Start

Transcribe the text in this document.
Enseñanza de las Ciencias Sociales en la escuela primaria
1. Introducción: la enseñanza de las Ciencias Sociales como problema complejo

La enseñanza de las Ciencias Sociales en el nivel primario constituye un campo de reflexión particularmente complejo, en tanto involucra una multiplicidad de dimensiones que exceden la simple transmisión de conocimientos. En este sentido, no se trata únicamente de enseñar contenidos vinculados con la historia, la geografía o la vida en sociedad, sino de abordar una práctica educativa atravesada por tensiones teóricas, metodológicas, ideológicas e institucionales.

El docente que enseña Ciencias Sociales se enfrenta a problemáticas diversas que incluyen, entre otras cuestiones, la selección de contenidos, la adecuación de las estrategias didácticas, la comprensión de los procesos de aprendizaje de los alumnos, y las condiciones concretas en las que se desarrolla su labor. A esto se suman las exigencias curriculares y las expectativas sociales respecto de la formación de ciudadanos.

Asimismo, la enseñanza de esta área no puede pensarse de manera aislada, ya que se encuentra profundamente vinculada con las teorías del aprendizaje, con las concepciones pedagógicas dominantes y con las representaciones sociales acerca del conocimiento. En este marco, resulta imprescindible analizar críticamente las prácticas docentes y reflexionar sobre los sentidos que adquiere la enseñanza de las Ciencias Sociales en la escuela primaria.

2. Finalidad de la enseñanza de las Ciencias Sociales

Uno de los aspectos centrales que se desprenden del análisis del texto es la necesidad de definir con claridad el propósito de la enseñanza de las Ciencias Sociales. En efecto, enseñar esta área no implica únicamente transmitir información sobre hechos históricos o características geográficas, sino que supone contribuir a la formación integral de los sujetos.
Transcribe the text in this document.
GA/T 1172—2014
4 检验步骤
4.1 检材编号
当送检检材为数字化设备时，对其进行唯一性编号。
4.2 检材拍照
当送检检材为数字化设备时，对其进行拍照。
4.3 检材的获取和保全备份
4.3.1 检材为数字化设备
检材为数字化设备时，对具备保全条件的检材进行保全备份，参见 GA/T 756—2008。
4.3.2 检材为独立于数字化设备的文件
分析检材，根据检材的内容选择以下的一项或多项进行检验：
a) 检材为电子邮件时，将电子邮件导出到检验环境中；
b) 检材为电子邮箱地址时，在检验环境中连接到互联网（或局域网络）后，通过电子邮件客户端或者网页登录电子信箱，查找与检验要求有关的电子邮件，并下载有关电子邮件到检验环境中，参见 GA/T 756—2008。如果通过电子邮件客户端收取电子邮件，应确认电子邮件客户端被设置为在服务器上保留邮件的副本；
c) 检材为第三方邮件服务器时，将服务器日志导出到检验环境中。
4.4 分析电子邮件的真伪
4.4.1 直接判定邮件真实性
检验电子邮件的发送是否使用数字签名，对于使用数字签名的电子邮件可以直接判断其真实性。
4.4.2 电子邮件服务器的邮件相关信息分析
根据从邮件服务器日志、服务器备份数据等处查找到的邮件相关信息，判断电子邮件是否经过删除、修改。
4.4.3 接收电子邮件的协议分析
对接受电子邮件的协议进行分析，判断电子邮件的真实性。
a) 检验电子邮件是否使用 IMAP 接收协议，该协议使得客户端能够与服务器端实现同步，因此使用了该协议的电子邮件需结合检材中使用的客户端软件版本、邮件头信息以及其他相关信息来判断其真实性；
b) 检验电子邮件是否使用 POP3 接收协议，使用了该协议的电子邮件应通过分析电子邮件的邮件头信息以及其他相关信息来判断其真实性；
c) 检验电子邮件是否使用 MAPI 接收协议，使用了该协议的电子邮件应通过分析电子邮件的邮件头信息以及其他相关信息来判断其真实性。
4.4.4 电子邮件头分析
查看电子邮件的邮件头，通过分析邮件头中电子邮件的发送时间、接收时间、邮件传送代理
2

End

GOAL: How many lines in the records above contain the word "primaria"? Reply with the number and nothing more.

EXERCISE RESPONSE: 2